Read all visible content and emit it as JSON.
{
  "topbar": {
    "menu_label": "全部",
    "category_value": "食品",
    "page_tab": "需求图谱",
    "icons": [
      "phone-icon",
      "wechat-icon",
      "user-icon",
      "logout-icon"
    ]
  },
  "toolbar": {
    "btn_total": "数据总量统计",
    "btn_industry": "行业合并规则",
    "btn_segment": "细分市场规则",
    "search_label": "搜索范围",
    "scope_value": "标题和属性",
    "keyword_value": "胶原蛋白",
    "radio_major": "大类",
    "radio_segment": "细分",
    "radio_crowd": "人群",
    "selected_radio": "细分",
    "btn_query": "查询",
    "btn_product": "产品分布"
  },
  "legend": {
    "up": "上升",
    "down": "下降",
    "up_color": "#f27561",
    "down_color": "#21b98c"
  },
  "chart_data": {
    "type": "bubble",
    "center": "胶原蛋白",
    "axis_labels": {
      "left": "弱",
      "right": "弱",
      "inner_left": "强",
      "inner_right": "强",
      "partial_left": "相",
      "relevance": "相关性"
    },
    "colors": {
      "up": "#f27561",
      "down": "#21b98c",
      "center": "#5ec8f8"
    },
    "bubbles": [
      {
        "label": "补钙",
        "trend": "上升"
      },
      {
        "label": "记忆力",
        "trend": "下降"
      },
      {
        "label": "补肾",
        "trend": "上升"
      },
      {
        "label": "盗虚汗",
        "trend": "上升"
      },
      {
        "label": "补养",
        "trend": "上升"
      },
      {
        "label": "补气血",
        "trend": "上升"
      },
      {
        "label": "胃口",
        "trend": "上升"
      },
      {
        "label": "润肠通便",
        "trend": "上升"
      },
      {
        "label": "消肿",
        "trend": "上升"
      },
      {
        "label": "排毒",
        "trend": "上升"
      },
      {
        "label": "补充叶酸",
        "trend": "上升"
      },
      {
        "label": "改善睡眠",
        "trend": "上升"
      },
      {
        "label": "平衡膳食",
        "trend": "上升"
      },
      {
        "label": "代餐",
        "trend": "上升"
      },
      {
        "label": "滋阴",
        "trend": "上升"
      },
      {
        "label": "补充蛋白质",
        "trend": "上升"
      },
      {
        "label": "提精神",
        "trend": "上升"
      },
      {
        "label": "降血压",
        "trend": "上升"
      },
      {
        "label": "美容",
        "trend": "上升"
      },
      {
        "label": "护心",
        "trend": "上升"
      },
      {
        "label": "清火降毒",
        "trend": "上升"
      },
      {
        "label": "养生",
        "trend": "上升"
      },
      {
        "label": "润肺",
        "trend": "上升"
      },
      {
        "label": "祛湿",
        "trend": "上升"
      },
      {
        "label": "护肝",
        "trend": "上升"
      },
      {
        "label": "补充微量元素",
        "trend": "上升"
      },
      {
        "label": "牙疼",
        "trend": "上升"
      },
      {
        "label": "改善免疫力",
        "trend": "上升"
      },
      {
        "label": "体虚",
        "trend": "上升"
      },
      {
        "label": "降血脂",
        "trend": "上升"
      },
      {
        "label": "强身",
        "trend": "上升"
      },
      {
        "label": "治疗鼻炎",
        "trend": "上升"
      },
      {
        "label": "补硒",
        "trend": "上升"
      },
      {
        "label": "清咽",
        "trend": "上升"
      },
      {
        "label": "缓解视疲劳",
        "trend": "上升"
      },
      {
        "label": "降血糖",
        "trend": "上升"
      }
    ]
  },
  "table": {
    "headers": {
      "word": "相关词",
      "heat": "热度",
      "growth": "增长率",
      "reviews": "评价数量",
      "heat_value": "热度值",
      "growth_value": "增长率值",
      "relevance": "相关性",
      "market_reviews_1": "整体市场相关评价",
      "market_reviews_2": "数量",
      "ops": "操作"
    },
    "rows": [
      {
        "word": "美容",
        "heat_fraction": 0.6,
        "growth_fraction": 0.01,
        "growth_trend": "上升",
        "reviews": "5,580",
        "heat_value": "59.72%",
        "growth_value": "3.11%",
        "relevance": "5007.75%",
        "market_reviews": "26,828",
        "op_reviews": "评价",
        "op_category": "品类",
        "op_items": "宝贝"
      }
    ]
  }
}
# # #
Here, the records must be output exactly and in full.

Read all visible content and emit it as JSON.
{
  "topbar": {
    "menu_label": "全部",
    "category_value": "食品",
    "page_tab": "需求图谱",
    "icons": [
      "phone-icon",
      "wechat-icon",
      "user-icon",
      "logout-icon"
    ]
  },
  "toolbar": {
    "btn_total": "数据总量统计",
    "btn_industry": "行业合并规则",
    "btn_segment": "细分市场规则",
    "search_label": "搜索范围",
    "scope_value": "标题和属性",
    "keyword_value": "胶原蛋白",
    "radio_major": "大类",
    "radio_segment": "细分",
    "radio_crowd": "人群",
    "selected_radio": "细分",
    "btn_query": "查询",
    "btn_product": "产品分布"
  },
  "legend": {
    "up": "上升",
    "down": "下降",
    "up_color": "#f27561",
    "down_color": "#21b98c"
  },
  "chart_data": {
    "type": "bubble",
    "center": "胶原蛋白",
    "axis_labels": {
      "left": "弱",
      "right": "弱",
      "inner_left": "强",
      "inner_right": "强",
      "partial_left": "相",
      "relevance": "相关性"
    },
    "colors": {
      "up": "#f27561",
      "down": "#21b98c",
      "center": "#5ec8f8"
    },
    "bubbles": [
      {
        "label": "补钙",
        "trend": "上升"
      },
      {
        "label": "记忆力",
        "trend": "下降"
      },
      {
        "label": "补肾",
        "trend": "上升"
      },
      {
        "label": "盗虚汗",
        "trend": "上升"
      },
      {
        "label": "补养",
        "trend": "上升"
      },
      {
        "label": "补气血",
        "trend": "上升"
      },
      {
        "label": "胃口",
        "trend": "上升"
      },
      {
        "label": "润肠通便",
        "trend": "上升"
      },
      {
        "label": "消肿",
        "trend": "上升"
      },
      {
        "label": "排毒",
        "trend": "上升"
      },
      {
        "label": "补充叶酸",
        "trend": "上升"
      },
      {
        "label": "改善睡眠",
        "trend": "上升"
      },
      {
        "label": "平衡膳食",
        "trend": "上升"
      },
      {
        "label": "代餐",
        "trend": "上升"
      },
      {
        "label": "滋阴",
        "trend": "上升"
      },
      {
        "label": "补充蛋白质",
        "trend": "上升"
      },
      {
        "label": "提精神",
        "trend": "上升"
      },
      {
        "label": "降血压",
        "trend": "上升"
      },
      {
        "label": "美容",
        "trend": "上升"
      },
      {
        "label": "护心",
        "trend": "上升"
      },
      {
        "label": "清火降毒",
        "trend": "上升"
      },
      {
        "label": "养生",
        "trend": "上升"
      },
      {
        "label": "润肺",
        "trend": "上升"
      },
      {
        "label": "祛湿",
        "trend": "上升"
      },
      {
        "label": "护肝",
        "trend": "上升"
      },
      {
        "label": "补充微量元素",
        "trend": "上升"
      },
      {
        "label": "牙疼",
        "trend": "上升"
      },
      {
        "label": "改善免疫力",
        "trend": "上升"
      },
      {
        "label": "体虚",
        "trend": "上升"
      },
      {
        "label": "降血脂",
        "trend": "上升"
      },
      {
        "label": "强身",
        "trend": "上升"
      },
      {
        "label": "治疗鼻炎",
        "trend": "上升"
      },
      {
        "label": "补硒",
        "trend": "上升"
      },
      {
        "label": "清咽",
        "trend": "上升"
      },
      {
        "label": "缓解视疲劳",
        "trend": "上升"
      },
      {
        "label": "降血糖",
        "trend": "上升"
      }
    ]
  },
  "table": {
    "headers": {
      "word": "相关词",
      "heat": "热度",
      "growth": "增长率",
      "reviews": "评价数量",
      "heat_value": "热度值",
      "growth_value": "增长率值",
      "relevance": "相关性",
      "market_reviews_1": "整体市场相关评价",
      "market_reviews_2": "数量",
      "ops": "操作"
    },
    "rows": [
      {
        "word": "美容",
        "heat_fraction": 0.6,
        "growth_fraction": 0.01,
        "growth_trend": "上升",
        "reviews": "5,580",
        "heat_value": "59.72%",
        "growth_value": "3.11%",
        "relevance": "5007.75%",
        "market_reviews": "26,828",
        "op_reviews": "评价",
        "op_category": "品类",
        "op_items": "宝贝"
      }
    ]
  }
}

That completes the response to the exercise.